▸ Text passage:
Opinion
No. 93-15939.
Argued and Submitted February 11, 1994.
Decided September 13, 1994.
Anthony P. Fritz, Fritz Myers, San Francisco, CA, for debtors.
Jeffrey C. Wurms, Wendel, Rosen, Black, Dean Levitan, Oakland, CA, for appellee.
Gary S. Garfinkle for amicus curiae National Assn. of Consumer Bankruptcy Attorneys, Inc.
Appeal from the United States District Court for the Northern District of California.
In this opinion we hold that bankruptcy debtors may claim the California homestead exemption. We reverse a district court decision which held to the contrary.
FACTS
William H. Pladson and Barbara J.P. Snethen, a married couple residing together, filed a joint Chapter 7 bankruptcy petition which claimed a homestead exemption of $52,000 in their residence. John Kendall, the court-appointed bankruptcy trustee, objected to the claimed homestead exemption and argued that bankruptcy debtors are not legally entitled to claim the California homestead exemption. The bankruptcy court overruled the trustee's objection and allowed the exemption. On appeal, the district court reversed the bankruptcy court, holding that California did not intend to give bankruptcy debtors the benefit of the homestead exemption because bankruptcy does not involve execution on a money judgment. In re Pladson, 154 B.R. 305 (N.D.Cal. 1993). The holding essentially denied the homestead exemption to all California bankruptcy debtors. The debtors' appeal to our court followed.
The district court's opinion seems to indicate, quite sketchily, that a bankruptcy debtor might still be able to claim the homestead exemption in one limited type of case, i.e., where a judgment creditor, after the filing of a bankruptcy petition, was attempting to execute on a money judgment. This scenario is, as a practical matter, impossible. The automatic stay issued in all bankruptcy cases would prevent any such effort by the holder of a money judgment. Recognizing that fact, all courts which have commented on the trial court's opinion treat it as wiping out entirely the right of bankruptcy debtors in California to claim the homestead exemption. See, e.g., In re Norman, 157 B.R. 460 (Bankr.C.D.Cal. 1993) (criticizing the decision below and refusing to follow it); In re Donaldson, 156 B.R. 51 (Bankr. N.D.Cal. 1993) (same).

▸ Stated task A: Rewrite the paragraph of the court opinion that begins "William H. Pladson and Barbara J.P. Snethen" as a short bulleted list that keeps its main facts.

[Entries from a dataset]
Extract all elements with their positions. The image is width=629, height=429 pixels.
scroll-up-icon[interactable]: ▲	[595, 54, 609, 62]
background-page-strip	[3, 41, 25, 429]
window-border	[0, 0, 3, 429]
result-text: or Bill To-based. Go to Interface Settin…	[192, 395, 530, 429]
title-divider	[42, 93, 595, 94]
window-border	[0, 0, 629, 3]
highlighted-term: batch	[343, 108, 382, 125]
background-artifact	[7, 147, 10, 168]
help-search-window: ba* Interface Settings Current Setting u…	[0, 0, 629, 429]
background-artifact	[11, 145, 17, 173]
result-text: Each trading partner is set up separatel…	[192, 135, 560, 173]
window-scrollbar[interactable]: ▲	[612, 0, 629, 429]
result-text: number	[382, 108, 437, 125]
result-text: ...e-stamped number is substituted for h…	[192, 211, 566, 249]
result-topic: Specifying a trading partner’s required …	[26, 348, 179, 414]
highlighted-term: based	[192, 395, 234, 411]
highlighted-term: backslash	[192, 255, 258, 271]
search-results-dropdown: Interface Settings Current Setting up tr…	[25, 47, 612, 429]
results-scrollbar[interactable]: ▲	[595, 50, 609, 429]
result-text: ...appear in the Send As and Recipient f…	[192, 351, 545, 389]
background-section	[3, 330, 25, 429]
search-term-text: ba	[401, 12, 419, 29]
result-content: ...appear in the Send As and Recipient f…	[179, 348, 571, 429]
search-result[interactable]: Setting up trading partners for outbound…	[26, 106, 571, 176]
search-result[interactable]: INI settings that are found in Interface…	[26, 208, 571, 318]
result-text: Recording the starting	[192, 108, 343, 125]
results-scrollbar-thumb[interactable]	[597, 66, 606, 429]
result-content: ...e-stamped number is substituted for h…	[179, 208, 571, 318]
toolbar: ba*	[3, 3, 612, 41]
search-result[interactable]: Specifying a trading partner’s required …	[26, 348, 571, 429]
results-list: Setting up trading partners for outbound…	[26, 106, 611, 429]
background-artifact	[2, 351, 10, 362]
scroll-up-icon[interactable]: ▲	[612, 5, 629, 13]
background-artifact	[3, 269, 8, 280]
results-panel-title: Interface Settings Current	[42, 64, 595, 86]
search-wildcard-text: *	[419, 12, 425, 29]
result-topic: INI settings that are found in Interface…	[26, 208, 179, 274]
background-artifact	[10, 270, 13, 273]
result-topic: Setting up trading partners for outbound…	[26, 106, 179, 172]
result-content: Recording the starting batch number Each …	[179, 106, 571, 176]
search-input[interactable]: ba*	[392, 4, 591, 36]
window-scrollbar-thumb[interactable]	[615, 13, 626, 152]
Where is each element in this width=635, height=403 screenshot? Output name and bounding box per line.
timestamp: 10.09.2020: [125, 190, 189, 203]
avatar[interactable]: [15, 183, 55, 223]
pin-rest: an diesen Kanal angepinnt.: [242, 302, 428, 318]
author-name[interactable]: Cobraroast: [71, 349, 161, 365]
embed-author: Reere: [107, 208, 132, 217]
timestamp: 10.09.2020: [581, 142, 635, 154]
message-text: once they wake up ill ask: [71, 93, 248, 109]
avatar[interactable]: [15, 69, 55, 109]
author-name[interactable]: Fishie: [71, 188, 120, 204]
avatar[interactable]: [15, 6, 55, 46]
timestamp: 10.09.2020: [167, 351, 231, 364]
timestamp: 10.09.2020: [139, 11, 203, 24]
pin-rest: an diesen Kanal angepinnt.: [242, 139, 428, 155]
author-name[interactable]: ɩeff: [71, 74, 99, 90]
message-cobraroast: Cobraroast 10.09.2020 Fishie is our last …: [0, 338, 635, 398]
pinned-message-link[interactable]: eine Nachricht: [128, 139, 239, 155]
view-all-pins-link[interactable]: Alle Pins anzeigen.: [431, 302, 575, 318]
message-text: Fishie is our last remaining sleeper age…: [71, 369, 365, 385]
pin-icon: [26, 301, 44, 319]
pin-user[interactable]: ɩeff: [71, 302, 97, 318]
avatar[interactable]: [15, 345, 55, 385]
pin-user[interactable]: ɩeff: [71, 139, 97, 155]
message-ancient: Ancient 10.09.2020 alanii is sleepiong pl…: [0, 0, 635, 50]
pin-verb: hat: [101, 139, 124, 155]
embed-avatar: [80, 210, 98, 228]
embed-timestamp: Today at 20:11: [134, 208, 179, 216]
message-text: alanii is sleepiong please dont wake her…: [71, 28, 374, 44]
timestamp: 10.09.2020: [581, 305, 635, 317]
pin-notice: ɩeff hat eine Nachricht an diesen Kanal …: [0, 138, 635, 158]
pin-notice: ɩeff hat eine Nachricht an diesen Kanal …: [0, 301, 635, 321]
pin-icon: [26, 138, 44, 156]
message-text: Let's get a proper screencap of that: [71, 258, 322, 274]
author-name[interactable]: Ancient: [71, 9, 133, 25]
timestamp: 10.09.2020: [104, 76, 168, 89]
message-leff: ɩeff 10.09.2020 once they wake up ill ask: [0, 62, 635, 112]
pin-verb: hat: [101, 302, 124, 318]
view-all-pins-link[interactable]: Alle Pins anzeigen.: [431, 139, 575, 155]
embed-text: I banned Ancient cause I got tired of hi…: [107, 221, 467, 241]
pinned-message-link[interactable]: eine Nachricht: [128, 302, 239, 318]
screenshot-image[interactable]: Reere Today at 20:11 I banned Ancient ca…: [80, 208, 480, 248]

▸ Stated task B: Quote the records word for word, from their first line through the line containing "result-text: or Bill".

▸ Expected answer A:
- William H. Pladson and Barbara J.P. Snethen, a married couple living together, filed a joint Chapter 7 bankruptcy petition claiming a $52,000 homestead exemption in their residence.
- John Kendall, the court-appointed trustee, objected, arguing that bankruptcy debtors are not legally entitled to the California homestead exemption.
- The bankruptcy court overruled the objection and allowed the exemption.
- The district court reversed, holding that California did not intend the exemption for bankruptcy debtors because bankruptcy does not involve execution on a money judgment (In re Pladson, 154 B.R. 305 (N.D.Cal. 1993)).
- That ruling in effect denied the exemption to all California bankruptcy debtors.
- The debtors then appealed.

▸ Expected answer B:
Extract all elements with their positions. The image is width=629, height=429 pixels.
scroll-up-icon[interactable]: ▲	[595, 54, 609, 62]
background-page-strip	[3, 41, 25, 429]
window-border	[0, 0, 3, 429]
result-text: or Bill To-based. Go to Interface Settin…	[192, 395, 530, 429]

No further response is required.